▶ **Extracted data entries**
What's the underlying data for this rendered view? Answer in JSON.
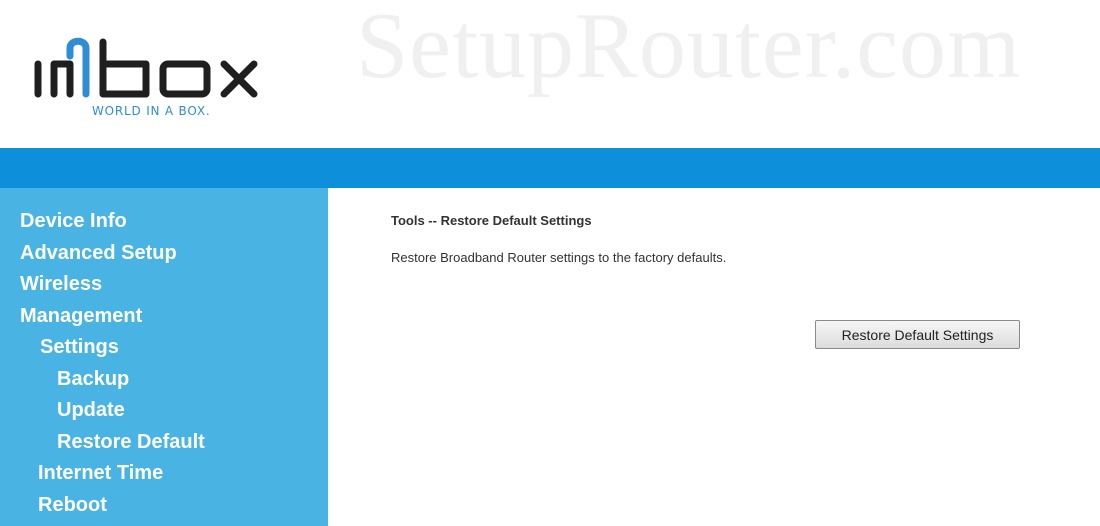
{
  "header": {
    "logo_text": "imbox",
    "tagline": "WORLD IN A BOX.",
    "watermark": "SetupRouter.com"
  },
  "colors": {
    "topbar": "#0d8fda",
    "sidebar": "#49b4e4",
    "logo_dark": "#1f1f1f",
    "logo_accent": "#2f8dd4"
  },
  "sidebar": {
    "items": [
      {
        "label": "Device Info",
        "level": 0
      },
      {
        "label": "Advanced Setup",
        "level": 0
      },
      {
        "label": "Wireless",
        "level": 0
      },
      {
        "label": "Management",
        "level": 0
      },
      {
        "label": "Settings",
        "level": 1
      },
      {
        "label": "Backup",
        "level": 2
      },
      {
        "label": "Update",
        "level": 2
      },
      {
        "label": "Restore Default",
        "level": 2
      },
      {
        "label": "Internet Time",
        "level": 1
      },
      {
        "label": "Reboot",
        "level": 1
      }
    ]
  },
  "main": {
    "title": "Tools -- Restore Default Settings",
    "description": "Restore Broadband Router settings to the factory defaults.",
    "button_label": "Restore Default Settings"
  }
}
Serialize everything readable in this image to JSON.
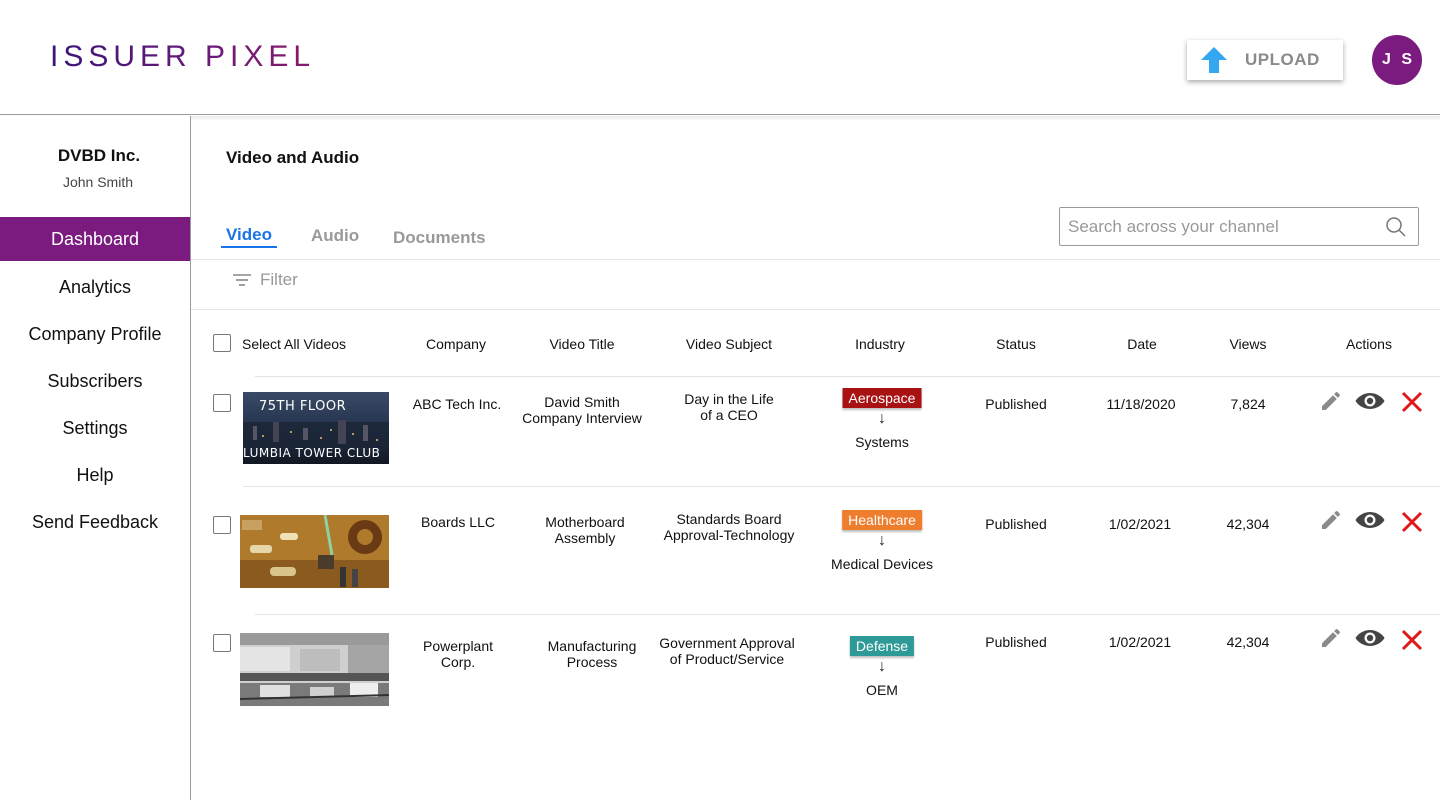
{
  "header": {
    "logo_text": "ISSUER PIXEL",
    "upload_label": "UPLOAD",
    "avatar_initials": "J S",
    "colors": {
      "brand": "#7b1a7f",
      "upload_arrow": "#33a8f0"
    }
  },
  "sidebar": {
    "org_name": "DVBD Inc.",
    "user_name": "John Smith",
    "items": [
      {
        "label": "Dashboard",
        "active": true
      },
      {
        "label": "Analytics"
      },
      {
        "label": "Company Profile"
      },
      {
        "label": "Subscribers"
      },
      {
        "label": "Settings"
      },
      {
        "label": "Help"
      },
      {
        "label": "Send Feedback"
      }
    ]
  },
  "main": {
    "title": "Video and Audio",
    "tabs": [
      {
        "label": "Video",
        "active": true
      },
      {
        "label": "Audio"
      },
      {
        "label": "Documents"
      }
    ],
    "search_placeholder": "Search across your channel",
    "filter_label": "Filter"
  },
  "table": {
    "select_all_label": "Select All Videos",
    "columns": [
      "Company",
      "Video Title",
      "Video Subject",
      "Industry",
      "Status",
      "Date",
      "Views",
      "Actions"
    ],
    "rows": [
      {
        "thumbnail": {
          "overlay_top": "75TH FLOOR",
          "overlay_bottom": "LUMBIA TOWER CLUB"
        },
        "company": [
          "ABC Tech Inc."
        ],
        "title": [
          "David Smith",
          "Company Interview"
        ],
        "subject": [
          "Day in the Life",
          "of a CEO"
        ],
        "industry": "Aerospace",
        "industry_color": "#a81212",
        "arrow": "↓",
        "sub_industry": "Systems",
        "status": "Published",
        "date": "11/18/2020",
        "views": "7,824"
      },
      {
        "thumbnail": {},
        "company": [
          "Boards LLC"
        ],
        "title": [
          "Motherboard",
          "Assembly"
        ],
        "subject": [
          "Standards Board",
          "Approval-Technology"
        ],
        "industry": "Healthcare",
        "industry_color": "#ef7d2e",
        "arrow": "↓",
        "sub_industry": "Medical Devices",
        "status": "Published",
        "date": "1/02/2021",
        "views": "42,304"
      },
      {
        "thumbnail": {},
        "company": [
          "Powerplant",
          "Corp."
        ],
        "title": [
          "Manufacturing",
          "Process"
        ],
        "subject": [
          "Government Approval",
          "of Product/Service"
        ],
        "industry": "Defense",
        "industry_color": "#2e9a97",
        "arrow": "↓",
        "sub_industry": "OEM",
        "status": "Published",
        "date": "1/02/2021",
        "views": "42,304"
      }
    ],
    "action_icons": [
      "pencil-icon",
      "eye-icon",
      "close-icon"
    ],
    "action_colors": {
      "edit": "#8a8a8a",
      "view": "#444444",
      "delete": "#e0191b"
    }
  }
}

▶ **The problem**
Omitting all images, print the listing exactly.

▶ **Result of the task**
What's the underlying data for this rendered view? Answer in JSON.
{
  "header": {
    "logo_text": "imbox",
    "tagline": "WORLD IN A BOX.",
    "watermark": "SetupRouter.com"
  },
  "colors": {
    "topbar": "#0d8fda",
    "sidebar": "#49b4e4",
    "logo_dark": "#1f1f1f",
    "logo_accent": "#2f8dd4"
  },
  "sidebar": {
    "items": [
      {
        "label": "Device Info",
        "level": 0
      },
      {
        "label": "Advanced Setup",
        "level": 0
      },
      {
        "label": "Wireless",
        "level": 0
      },
      {
        "label": "Management",
        "level": 0
      },
      {
        "label": "Settings",
        "level": 1
      },
      {
        "label": "Backup",
        "level": 2
      },
      {
        "label": "Update",
        "level": 2
      },
      {
        "label": "Restore Default",
        "level": 2
      },
      {
        "label": "Internet Time",
        "level": 1
      },
      {
        "label": "Reboot",
        "level": 1
      }
    ]
  },
  "main": {
    "title": "Tools -- Restore Default Settings",
    "description": "Restore Broadband Router settings to the factory defaults.",
    "button_label": "Restore Default Settings"
  }
}
Serialize everything readable in this image to JSON.
{
  "header": {
    "logo_text": "ISSUER PIXEL",
    "upload_label": "UPLOAD",
    "avatar_initials": "J S",
    "colors": {
      "brand": "#7b1a7f",
      "upload_arrow": "#33a8f0"
    }
  },
  "sidebar": {
    "org_name": "DVBD Inc.",
    "user_name": "John Smith",
    "items": [
      {
        "label": "Dashboard",
        "active": true
      },
      {
        "label": "Analytics"
      },
      {
        "label": "Company Profile"
      },
      {
        "label": "Subscribers"
      },
      {
        "label": "Settings"
      },
      {
        "label": "Help"
      },
      {
        "label": "Send Feedback"
      }
    ]
  },
  "main": {
    "title": "Video and Audio",
    "tabs": [
      {
        "label": "Video",
        "active": true
      },
      {
        "label": "Audio"
      },
      {
        "label": "Documents"
      }
    ],
    "search_placeholder": "Search across your channel",
    "filter_label": "Filter"
  },
  "table": {
    "select_all_label": "Select All Videos",
    "columns": [
      "Company",
      "Video Title",
      "Video Subject",
      "Industry",
      "Status",
      "Date",
      "Views",
      "Actions"
    ],
    "rows": [
      {
        "thumbnail": {
          "overlay_top": "75TH FLOOR",
          "overlay_bottom": "LUMBIA TOWER CLUB"
        },
        "company": [
          "ABC Tech Inc."
        ],
        "title": [
          "David Smith",
          "Company Interview"
        ],
        "subject": [
          "Day in the Life",
          "of a CEO"
        ],
        "industry": "Aerospace",
        "industry_color": "#a81212",
        "arrow": "↓",
        "sub_industry": "Systems",
        "status": "Published",
        "date": "11/18/2020",
        "views": "7,824"
      },
      {
        "thumbnail": {},
        "company": [
          "Boards LLC"
        ],
        "title": [
          "Motherboard",
          "Assembly"
        ],
        "subject": [
          "Standards Board",
          "Approval-Technology"
        ],
        "industry": "Healthcare",
        "industry_color": "#ef7d2e",
        "arrow": "↓",
        "sub_industry": "Medical Devices",
        "status": "Published",
        "date": "1/02/2021",
        "views": "42,304"
      },
      {
        "thumbnail": {},
        "company": [
          "Powerplant",
          "Corp."
        ],
        "title": [
          "Manufacturing",
          "Process"
        ],
        "subject": [
          "Government Approval",
          "of Product/Service"
        ],
        "industry": "Defense",
        "industry_color": "#2e9a97",
        "arrow": "↓",
        "sub_industry": "OEM",
        "status": "Published",
        "date": "1/02/2021",
        "views": "42,304"
      }
    ],
    "action_icons": [
      "pencil-icon",
      "eye-icon",
      "close-icon"
    ],
    "action_colors": {
      "edit": "#8a8a8a",
      "view": "#444444",
      "delete": "#e0191b"
    }
  }
}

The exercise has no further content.